Your task is to restate the data word for word.

=== GIVEN ENTRIES ===

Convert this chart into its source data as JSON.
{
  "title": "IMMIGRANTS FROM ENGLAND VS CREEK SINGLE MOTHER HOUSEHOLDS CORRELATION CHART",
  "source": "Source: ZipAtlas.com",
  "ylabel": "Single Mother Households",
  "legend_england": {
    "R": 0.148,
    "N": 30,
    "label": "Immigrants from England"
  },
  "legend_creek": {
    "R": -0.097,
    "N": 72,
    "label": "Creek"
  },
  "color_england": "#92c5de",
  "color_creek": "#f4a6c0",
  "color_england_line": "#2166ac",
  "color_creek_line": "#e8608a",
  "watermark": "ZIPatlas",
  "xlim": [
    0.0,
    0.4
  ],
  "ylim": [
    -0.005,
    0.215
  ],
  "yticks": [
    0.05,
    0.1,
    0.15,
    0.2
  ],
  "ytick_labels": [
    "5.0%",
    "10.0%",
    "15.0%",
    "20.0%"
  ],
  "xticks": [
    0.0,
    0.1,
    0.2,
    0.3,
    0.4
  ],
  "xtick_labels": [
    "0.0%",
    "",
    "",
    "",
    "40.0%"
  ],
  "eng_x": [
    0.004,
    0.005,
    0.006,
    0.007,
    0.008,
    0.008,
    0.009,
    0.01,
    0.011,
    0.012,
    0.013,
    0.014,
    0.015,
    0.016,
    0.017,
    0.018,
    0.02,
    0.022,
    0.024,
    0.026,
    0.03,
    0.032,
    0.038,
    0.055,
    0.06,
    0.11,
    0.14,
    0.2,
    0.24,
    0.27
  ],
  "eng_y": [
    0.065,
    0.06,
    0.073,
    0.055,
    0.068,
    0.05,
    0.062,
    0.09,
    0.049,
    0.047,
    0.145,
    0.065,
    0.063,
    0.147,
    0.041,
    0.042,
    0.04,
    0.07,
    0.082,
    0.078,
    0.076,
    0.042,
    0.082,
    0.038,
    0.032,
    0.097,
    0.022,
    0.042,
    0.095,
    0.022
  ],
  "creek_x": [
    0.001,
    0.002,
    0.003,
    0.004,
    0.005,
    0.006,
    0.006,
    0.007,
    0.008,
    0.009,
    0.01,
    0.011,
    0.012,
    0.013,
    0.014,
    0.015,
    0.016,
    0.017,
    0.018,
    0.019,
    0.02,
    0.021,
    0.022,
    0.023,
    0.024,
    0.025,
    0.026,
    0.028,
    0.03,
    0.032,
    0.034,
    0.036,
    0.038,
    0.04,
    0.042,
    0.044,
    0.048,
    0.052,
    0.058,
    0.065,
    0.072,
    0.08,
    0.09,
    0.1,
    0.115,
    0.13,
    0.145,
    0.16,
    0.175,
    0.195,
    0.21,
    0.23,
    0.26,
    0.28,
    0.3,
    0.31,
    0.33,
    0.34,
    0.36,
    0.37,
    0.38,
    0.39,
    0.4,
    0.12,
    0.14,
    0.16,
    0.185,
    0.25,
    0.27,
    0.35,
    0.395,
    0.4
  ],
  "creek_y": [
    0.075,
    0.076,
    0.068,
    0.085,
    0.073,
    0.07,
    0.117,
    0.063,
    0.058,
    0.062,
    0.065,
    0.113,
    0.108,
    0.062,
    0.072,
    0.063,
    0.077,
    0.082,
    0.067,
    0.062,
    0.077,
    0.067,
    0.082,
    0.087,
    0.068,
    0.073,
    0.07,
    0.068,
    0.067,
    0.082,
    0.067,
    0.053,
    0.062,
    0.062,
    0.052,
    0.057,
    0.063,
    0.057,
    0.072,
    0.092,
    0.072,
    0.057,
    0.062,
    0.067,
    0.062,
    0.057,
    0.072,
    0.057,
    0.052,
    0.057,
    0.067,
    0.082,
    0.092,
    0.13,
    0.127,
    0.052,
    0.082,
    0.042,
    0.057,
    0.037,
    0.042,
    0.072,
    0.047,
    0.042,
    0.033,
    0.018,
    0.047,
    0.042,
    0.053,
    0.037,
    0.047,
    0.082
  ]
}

===

* _RESPONSE_:
Convert this chart into its source data as JSON.
{
  "title": "IMMIGRANTS FROM ENGLAND VS CREEK SINGLE MOTHER HOUSEHOLDS CORRELATION CHART",
  "source": "Source: ZipAtlas.com",
  "ylabel": "Single Mother Households",
  "legend_england": {
    "R": 0.148,
    "N": 30,
    "label": "Immigrants from England"
  },
  "legend_creek": {
    "R": -0.097,
    "N": 72,
    "label": "Creek"
  },
  "color_england": "#92c5de",
  "color_creek": "#f4a6c0",
  "color_england_line": "#2166ac",
  "color_creek_line": "#e8608a",
  "watermark": "ZIPatlas",
  "xlim": [
    0.0,
    0.4
  ],
  "ylim": [
    -0.005,
    0.215
  ],
  "yticks": [
    0.05,
    0.1,
    0.15,
    0.2
  ],
  "ytick_labels": [
    "5.0%",
    "10.0%",
    "15.0%",
    "20.0%"
  ],
  "xticks": [
    0.0,
    0.1,
    0.2,
    0.3,
    0.4
  ],
  "xtick_labels": [
    "0.0%",
    "",
    "",
    "",
    "40.0%"
  ],
  "eng_x": [
    0.004,
    0.005,
    0.006,
    0.007,
    0.008,
    0.008,
    0.009,
    0.01,
    0.011,
    0.012,
    0.013,
    0.014,
    0.015,
    0.016,
    0.017,
    0.018,
    0.02,
    0.022,
    0.024,
    0.026,
    0.03,
    0.032,
    0.038,
    0.055,
    0.06,
    0.11,
    0.14,
    0.2,
    0.24,
    0.27
  ],
  "eng_y": [
    0.065,
    0.06,
    0.073,
    0.055,
    0.068,
    0.05,
    0.062,
    0.09,
    0.049,
    0.047,
    0.145,
    0.065,
    0.063,
    0.147,
    0.041,
    0.042,
    0.04,
    0.07,
    0.082,
    0.078,
    0.076,
    0.042,
    0.082,
    0.038,
    0.032,
    0.097,
    0.022,
    0.042,
    0.095,
    0.022
  ],
  "creek_x": [
    0.001,
    0.002,
    0.003,
    0.004,
    0.005,
    0.006,
    0.006,
    0.007,
    0.008,
    0.009,
    0.01,
    0.011,
    0.012,
    0.013,
    0.014,
    0.015,
    0.016,
    0.017,
    0.018,
    0.019,
    0.02,
    0.021,
    0.022,
    0.023,
    0.024,
    0.025,
    0.026,
    0.028,
    0.03,
    0.032,
    0.034,
    0.036,
    0.038,
    0.04,
    0.042,
    0.044,
    0.048,
    0.052,
    0.058,
    0.065,
    0.072,
    0.08,
    0.09,
    0.1,
    0.115,
    0.13,
    0.145,
    0.16,
    0.175,
    0.195,
    0.21,
    0.23,
    0.26,
    0.28,
    0.3,
    0.31,
    0.33,
    0.34,
    0.36,
    0.37,
    0.38,
    0.39,
    0.4,
    0.12,
    0.14,
    0.16,
    0.185,
    0.25,
    0.27,
    0.35,
    0.395,
    0.4
  ],
  "creek_y": [
    0.075,
    0.076,
    0.068,
    0.085,
    0.073,
    0.07,
    0.117,
    0.063,
    0.058,
    0.062,
    0.065,
    0.113,
    0.108,
    0.062,
    0.072,
    0.063,
    0.077,
    0.082,
    0.067,
    0.062,
    0.077,
    0.067,
    0.082,
    0.087,
    0.068,
    0.073,
    0.07,
    0.068,
    0.067,
    0.082,
    0.067,
    0.053,
    0.062,
    0.062,
    0.052,
    0.057,
    0.063,
    0.057,
    0.072,
    0.092,
    0.072,
    0.057,
    0.062,
    0.067,
    0.062,
    0.057,
    0.072,
    0.057,
    0.052,
    0.057,
    0.067,
    0.082,
    0.092,
    0.13,
    0.127,
    0.052,
    0.082,
    0.042,
    0.057,
    0.037,
    0.042,
    0.072,
    0.047,
    0.042,
    0.033,
    0.018,
    0.047,
    0.042,
    0.053,
    0.037,
    0.047,
    0.082
  ]
}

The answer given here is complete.